## Task 1
Render the rows from the first line through the line containing "point [666, 319, 680, 334]" as a JSON list of strings, one string per line, with blank lines left out.

## Source extract

----------

Hiring employees

In this article, we will take you through some examples of how to employ Estonian tax residents and residents of other countries to work for your Estonian OÜ. If you have not yet, first read the Labour relations in Estonia and Individual tax residency articles. 

Employing an Estonian tax resident

Consider hiring an Estonian tax resident to physically work in Estonia for your Estonian company. After negotiating the employment terms, as usual, there are only two steps to complete regarding taxes.

1. Register the new employee in the employment register, the latest on his/her first working day.

The employment register is maintained by the Tax Authorities. You can access the employment register online via the e-Tax system by logging in to your Company’s profile with your e-residency card.

You must insert the general information about the employee – name, personal ID code or date of birth (if the person has no personal ID code), the beginning date of the employment, type of employment, place of employment, the position of the employee, working time rate and date of termination of the contract (if applicable). Please remember to also de-register the employee when he/she no longer works for you. The termination of employment should be registered within ten days of the date of termination of employment.

2. Declare salary payments on the monthly combined corporate income and payroll tax return (called TSD in Estonia) and pay the taxes due.

The TSD return must be submitted and the calculated taxes paid by the 10th day of the month following the month when the salary payment was made.

Since the employee is an Estonian tax resident working in Estonia, all payroll taxes must be paid in Estonia.

The tax return is accessible via the e-tax system, where you need to report the employee’s ID code, gross salary amount and whether the individual would like to make use of monthly deductions or not. Tax calculations are automatically made by the system itself.

----------

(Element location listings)

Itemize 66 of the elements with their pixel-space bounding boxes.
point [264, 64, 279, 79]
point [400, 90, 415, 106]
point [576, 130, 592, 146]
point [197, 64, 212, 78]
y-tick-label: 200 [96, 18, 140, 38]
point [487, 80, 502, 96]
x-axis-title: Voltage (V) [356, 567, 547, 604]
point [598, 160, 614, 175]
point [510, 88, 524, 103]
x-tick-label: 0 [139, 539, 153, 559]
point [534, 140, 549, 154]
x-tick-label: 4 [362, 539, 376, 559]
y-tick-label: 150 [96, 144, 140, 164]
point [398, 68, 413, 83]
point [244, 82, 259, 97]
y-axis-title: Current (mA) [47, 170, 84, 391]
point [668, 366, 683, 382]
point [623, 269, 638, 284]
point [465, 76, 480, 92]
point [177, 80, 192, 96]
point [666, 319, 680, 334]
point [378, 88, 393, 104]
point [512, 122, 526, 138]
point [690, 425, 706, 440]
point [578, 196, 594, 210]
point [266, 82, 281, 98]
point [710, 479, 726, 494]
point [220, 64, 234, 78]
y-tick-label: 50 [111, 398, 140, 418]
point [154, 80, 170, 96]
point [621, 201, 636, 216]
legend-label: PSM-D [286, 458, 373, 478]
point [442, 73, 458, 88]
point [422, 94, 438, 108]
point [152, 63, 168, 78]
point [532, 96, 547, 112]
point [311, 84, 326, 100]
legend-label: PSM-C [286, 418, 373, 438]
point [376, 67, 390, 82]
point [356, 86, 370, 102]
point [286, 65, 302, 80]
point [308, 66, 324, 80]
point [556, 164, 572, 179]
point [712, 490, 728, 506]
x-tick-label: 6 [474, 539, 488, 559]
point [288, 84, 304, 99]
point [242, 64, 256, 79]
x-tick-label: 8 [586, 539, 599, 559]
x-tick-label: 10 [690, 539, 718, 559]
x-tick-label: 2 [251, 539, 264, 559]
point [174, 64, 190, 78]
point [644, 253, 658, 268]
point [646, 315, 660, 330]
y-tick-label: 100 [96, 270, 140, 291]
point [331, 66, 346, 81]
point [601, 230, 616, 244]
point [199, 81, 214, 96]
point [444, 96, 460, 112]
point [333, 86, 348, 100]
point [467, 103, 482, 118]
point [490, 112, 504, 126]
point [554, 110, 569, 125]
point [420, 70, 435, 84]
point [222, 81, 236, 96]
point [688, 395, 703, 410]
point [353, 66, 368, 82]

----------

## Task 2
Using the text on hiring employees, mark each statement yes or no according to whether it agrees with the text, and quote the deciding words. (a) Ending someone's employment should be registered within ten days of the end date. (b) The TSD return is due by the 15th day of the month after the salary payment. (c) The employer has to work out the tax amounts on the return by hand.

## Final answer 1
[
  "Itemize 66 of the elements with their pixel-space bounding boxes.",
  "point [264, 64, 279, 79]",
  "point [400, 90, 415, 106]",
  "point [576, 130, 592, 146]",
  "point [197, 64, 212, 78]",
  "y-tick-label: 200 [96, 18, 140, 38]",
  "point [487, 80, 502, 96]",
  "x-axis-title: Voltage (V) [356, 567, 547, 604]",
  "point [598, 160, 614, 175]",
  "point [510, 88, 524, 103]",
  "x-tick-label: 0 [139, 539, 153, 559]",
  "point [534, 140, 549, 154]",
  "x-tick-label: 4 [362, 539, 376, 559]",
  "y-tick-label: 150 [96, 144, 140, 164]",
  "point [398, 68, 413, 83]",
  "point [244, 82, 259, 97]",
  "y-axis-title: Current (mA) [47, 170, 84, 391]",
  "point [668, 366, 683, 382]",
  "point [623, 269, 638, 284]",
  "point [465, 76, 480, 92]",
  "point [177, 80, 192, 96]",
  "point [666, 319, 680, 334]"
]

## Final answer 2
(a) Yes: "The termination of employment should be registered within ten days of the date of termination of employment."
(b) No: "by the 10th day of the month following the month when the salary payment was made."
(c) No: "Tax calculations are automatically made by the system itself."